Restate the entries below word for word, omitting nothing.

— Begin DATA LINES —

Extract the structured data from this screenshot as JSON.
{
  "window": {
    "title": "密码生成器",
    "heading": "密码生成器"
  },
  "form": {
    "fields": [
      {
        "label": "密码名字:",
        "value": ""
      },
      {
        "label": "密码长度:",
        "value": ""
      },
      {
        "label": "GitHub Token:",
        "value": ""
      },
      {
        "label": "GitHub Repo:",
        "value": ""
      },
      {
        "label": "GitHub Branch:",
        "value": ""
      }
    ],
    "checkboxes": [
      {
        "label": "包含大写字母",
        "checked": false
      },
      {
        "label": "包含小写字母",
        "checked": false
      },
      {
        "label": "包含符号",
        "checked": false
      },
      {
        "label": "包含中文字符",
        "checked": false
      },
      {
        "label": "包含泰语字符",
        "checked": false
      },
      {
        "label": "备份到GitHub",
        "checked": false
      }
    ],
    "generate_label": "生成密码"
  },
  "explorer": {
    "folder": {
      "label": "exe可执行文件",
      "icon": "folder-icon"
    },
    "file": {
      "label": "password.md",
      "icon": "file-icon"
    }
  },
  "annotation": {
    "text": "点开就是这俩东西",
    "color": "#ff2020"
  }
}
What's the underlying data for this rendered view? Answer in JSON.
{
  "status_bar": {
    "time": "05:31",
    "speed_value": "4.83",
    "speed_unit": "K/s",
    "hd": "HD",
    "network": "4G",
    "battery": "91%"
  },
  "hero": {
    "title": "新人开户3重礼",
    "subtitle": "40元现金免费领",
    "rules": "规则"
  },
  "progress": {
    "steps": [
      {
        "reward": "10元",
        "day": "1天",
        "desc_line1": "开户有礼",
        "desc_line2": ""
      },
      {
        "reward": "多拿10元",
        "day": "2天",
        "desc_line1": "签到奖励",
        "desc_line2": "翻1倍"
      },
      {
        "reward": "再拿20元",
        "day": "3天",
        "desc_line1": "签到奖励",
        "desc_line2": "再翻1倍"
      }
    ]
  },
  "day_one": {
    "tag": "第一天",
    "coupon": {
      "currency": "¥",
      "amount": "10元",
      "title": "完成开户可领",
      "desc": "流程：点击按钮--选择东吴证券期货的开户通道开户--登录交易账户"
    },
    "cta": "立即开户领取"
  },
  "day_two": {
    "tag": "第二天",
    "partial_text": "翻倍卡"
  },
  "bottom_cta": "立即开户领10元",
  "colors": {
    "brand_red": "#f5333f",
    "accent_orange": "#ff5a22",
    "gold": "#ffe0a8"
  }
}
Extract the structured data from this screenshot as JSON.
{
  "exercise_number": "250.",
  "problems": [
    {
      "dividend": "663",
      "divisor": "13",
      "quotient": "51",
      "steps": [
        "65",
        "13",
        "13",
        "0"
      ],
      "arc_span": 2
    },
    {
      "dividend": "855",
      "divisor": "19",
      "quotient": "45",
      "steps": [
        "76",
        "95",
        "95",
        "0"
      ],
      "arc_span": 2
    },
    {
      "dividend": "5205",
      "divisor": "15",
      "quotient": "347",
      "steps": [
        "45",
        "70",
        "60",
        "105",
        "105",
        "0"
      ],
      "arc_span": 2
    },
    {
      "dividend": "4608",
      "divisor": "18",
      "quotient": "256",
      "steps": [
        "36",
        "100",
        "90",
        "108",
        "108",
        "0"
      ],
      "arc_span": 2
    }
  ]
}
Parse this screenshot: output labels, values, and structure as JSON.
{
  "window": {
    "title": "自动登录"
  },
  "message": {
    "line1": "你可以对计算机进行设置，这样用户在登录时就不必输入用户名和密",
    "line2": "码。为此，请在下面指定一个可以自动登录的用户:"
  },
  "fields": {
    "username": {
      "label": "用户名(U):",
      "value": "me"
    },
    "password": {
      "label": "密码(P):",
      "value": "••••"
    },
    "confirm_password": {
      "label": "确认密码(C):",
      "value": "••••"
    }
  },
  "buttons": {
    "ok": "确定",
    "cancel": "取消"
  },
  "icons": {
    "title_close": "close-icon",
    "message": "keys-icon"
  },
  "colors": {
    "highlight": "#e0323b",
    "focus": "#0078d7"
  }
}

— End DATA LINES —

_RESPONSE_
Extract the structured data from this screenshot as JSON.
{
  "window": {
    "title": "密码生成器",
    "heading": "密码生成器"
  },
  "form": {
    "fields": [
      {
        "label": "密码名字:",
        "value": ""
      },
      {
        "label": "密码长度:",
        "value": ""
      },
      {
        "label": "GitHub Token:",
        "value": ""
      },
      {
        "label": "GitHub Repo:",
        "value": ""
      },
      {
        "label": "GitHub Branch:",
        "value": ""
      }
    ],
    "checkboxes": [
      {
        "label": "包含大写字母",
        "checked": false
      },
      {
        "label": "包含小写字母",
        "checked": false
      },
      {
        "label": "包含符号",
        "checked": false
      },
      {
        "label": "包含中文字符",
        "checked": false
      },
      {
        "label": "包含泰语字符",
        "checked": false
      },
      {
        "label": "备份到GitHub",
        "checked": false
      }
    ],
    "generate_label": "生成密码"
  },
  "explorer": {
    "folder": {
      "label": "exe可执行文件",
      "icon": "folder-icon"
    },
    "file": {
      "label": "password.md",
      "icon": "file-icon"
    }
  },
  "annotation": {
    "text": "点开就是这俩东西",
    "color": "#ff2020"
  }
}
What's the underlying data for this rendered view? Answer in JSON.
{
  "status_bar": {
    "time": "05:31",
    "speed_value": "4.83",
    "speed_unit": "K/s",
    "hd": "HD",
    "network": "4G",
    "battery": "91%"
  },
  "hero": {
    "title": "新人开户3重礼",
    "subtitle": "40元现金免费领",
    "rules": "规则"
  },
  "progress": {
    "steps": [
      {
        "reward": "10元",
        "day": "1天",
        "desc_line1": "开户有礼",
        "desc_line2": ""
      },
      {
        "reward": "多拿10元",
        "day": "2天",
        "desc_line1": "签到奖励",
        "desc_line2": "翻1倍"
      },
      {
        "reward": "再拿20元",
        "day": "3天",
        "desc_line1": "签到奖励",
        "desc_line2": "再翻1倍"
      }
    ]
  },
  "day_one": {
    "tag": "第一天",
    "coupon": {
      "currency": "¥",
      "amount": "10元",
      "title": "完成开户可领",
      "desc": "流程：点击按钮--选择东吴证券期货的开户通道开户--登录交易账户"
    },
    "cta": "立即开户领取"
  },
  "day_two": {
    "tag": "第二天",
    "partial_text": "翻倍卡"
  },
  "bottom_cta": "立即开户领10元",
  "colors": {
    "brand_red": "#f5333f",
    "accent_orange": "#ff5a22",
    "gold": "#ffe0a8"
  }
}
Extract the structured data from this screenshot as JSON.
{
  "exercise_number": "250.",
  "problems": [
    {
      "dividend": "663",
      "divisor": "13",
      "quotient": "51",
      "steps": [
        "65",
        "13",
        "13",
        "0"
      ],
      "arc_span": 2
    },
    {
      "dividend": "855",
      "divisor": "19",
      "quotient": "45",
      "steps": [
        "76",
        "95",
        "95",
        "0"
      ],
      "arc_span": 2
    },
    {
      "dividend": "5205",
      "divisor": "15",
      "quotient": "347",
      "steps": [
        "45",
        "70",
        "60",
        "105",
        "105",
        "0"
      ],
      "arc_span": 2
    },
    {
      "dividend": "4608",
      "divisor": "18",
      "quotient": "256",
      "steps": [
        "36",
        "100",
        "90",
        "108",
        "108",
        "0"
      ],
      "arc_span": 2
    }
  ]
}
Parse this screenshot: output labels, values, and structure as JSON.
{
  "window": {
    "title": "自动登录"
  },
  "message": {
    "line1": "你可以对计算机进行设置，这样用户在登录时就不必输入用户名和密",
    "line2": "码。为此，请在下面指定一个可以自动登录的用户:"
  },
  "fields": {
    "username": {
      "label": "用户名(U):",
      "value": "me"
    },
    "password": {
      "label": "密码(P):",
      "value": "••••"
    },
    "confirm_password": {
      "label": "确认密码(C):",
      "value": "••••"
    }
  },
  "buttons": {
    "ok": "确定",
    "cancel": "取消"
  },
  "icons": {
    "title_close": "close-icon",
    "message": "keys-icon"
  },
  "colors": {
    "highlight": "#e0323b",
    "focus": "#0078d7"
  }
}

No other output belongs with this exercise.